### [Task instructions]
Filter the records for lines holding the string "structured".

### [Data shown]
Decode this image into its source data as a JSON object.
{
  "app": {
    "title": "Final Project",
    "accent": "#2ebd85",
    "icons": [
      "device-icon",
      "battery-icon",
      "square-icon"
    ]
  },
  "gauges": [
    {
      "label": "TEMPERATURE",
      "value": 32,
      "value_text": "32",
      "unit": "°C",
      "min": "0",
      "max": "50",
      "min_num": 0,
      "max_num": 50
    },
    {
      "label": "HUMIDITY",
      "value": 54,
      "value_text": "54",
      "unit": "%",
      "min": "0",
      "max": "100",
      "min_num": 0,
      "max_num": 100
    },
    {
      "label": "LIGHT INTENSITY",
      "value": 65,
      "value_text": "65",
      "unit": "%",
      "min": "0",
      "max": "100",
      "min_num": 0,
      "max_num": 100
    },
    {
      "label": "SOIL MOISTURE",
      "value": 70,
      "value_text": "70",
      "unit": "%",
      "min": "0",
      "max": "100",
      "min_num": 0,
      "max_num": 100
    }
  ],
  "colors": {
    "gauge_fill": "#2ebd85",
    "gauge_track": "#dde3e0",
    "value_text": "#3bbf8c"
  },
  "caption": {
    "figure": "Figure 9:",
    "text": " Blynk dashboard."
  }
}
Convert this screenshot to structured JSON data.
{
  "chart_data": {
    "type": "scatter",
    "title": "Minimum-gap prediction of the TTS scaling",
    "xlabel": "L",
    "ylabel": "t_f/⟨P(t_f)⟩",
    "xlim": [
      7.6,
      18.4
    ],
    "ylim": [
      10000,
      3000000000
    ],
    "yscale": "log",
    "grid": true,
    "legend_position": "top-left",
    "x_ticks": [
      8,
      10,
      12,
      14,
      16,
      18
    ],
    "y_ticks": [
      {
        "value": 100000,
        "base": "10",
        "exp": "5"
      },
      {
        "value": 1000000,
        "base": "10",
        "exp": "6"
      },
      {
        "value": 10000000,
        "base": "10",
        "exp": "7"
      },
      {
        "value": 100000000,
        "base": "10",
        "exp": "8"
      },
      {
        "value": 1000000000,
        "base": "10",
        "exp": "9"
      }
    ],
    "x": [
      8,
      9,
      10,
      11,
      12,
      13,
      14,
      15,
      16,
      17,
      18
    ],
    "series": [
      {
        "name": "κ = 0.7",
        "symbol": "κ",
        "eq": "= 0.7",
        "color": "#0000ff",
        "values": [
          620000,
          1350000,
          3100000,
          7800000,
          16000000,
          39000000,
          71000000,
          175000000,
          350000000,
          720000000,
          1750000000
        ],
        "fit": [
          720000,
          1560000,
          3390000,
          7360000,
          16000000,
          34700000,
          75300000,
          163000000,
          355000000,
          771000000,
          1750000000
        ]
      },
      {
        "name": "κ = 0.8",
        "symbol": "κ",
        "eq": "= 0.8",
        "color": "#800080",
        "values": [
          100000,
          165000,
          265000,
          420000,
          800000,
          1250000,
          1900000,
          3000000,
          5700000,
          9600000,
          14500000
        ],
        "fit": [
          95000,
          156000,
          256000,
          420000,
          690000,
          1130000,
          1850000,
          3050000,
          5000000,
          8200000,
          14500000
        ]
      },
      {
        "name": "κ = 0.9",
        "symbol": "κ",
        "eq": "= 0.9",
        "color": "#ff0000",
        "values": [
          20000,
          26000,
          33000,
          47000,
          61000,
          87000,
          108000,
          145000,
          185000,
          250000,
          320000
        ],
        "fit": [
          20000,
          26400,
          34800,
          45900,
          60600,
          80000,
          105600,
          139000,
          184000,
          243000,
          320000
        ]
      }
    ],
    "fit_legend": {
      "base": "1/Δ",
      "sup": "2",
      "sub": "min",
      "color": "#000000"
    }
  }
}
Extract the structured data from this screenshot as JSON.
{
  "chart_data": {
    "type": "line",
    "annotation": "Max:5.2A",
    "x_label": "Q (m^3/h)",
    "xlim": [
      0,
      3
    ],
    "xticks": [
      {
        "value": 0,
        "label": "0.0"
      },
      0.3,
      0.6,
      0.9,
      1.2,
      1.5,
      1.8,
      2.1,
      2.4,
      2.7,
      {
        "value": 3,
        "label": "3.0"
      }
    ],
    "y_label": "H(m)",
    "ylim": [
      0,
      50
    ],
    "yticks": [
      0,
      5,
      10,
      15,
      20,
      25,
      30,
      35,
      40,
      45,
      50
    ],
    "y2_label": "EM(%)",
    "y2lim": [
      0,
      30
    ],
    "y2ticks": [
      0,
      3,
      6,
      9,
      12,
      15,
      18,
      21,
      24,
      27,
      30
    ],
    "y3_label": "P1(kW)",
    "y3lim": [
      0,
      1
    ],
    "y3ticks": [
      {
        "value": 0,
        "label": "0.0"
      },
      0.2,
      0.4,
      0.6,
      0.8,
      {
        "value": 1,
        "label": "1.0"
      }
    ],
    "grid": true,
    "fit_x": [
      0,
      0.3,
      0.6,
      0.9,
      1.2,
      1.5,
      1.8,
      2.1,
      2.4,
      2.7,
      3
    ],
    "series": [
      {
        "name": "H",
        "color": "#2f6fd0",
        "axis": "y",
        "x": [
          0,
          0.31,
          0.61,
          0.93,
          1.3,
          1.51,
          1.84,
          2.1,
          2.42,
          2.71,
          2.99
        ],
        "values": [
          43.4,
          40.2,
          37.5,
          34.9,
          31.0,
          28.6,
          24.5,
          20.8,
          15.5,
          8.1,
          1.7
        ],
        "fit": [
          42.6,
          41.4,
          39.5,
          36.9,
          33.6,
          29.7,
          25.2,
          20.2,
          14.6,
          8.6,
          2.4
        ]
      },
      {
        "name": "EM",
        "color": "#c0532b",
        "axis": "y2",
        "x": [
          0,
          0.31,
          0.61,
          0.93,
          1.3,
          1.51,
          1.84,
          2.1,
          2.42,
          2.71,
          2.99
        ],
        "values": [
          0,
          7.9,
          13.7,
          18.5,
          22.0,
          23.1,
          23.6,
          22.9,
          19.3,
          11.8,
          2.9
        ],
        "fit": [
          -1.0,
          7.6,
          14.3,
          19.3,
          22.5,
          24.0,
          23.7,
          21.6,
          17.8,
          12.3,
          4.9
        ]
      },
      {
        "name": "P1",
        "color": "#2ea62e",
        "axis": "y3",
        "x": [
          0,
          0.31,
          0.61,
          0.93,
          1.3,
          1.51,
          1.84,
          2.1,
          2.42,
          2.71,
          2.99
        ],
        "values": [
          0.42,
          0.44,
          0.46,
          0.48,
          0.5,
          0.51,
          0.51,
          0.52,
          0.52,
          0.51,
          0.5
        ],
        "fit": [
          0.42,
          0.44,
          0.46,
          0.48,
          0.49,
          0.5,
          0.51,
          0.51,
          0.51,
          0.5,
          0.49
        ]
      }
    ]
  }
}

### [Exercise result]
Convert this screenshot to structured JSON data.
Extract the structured data from this screenshot as JSON.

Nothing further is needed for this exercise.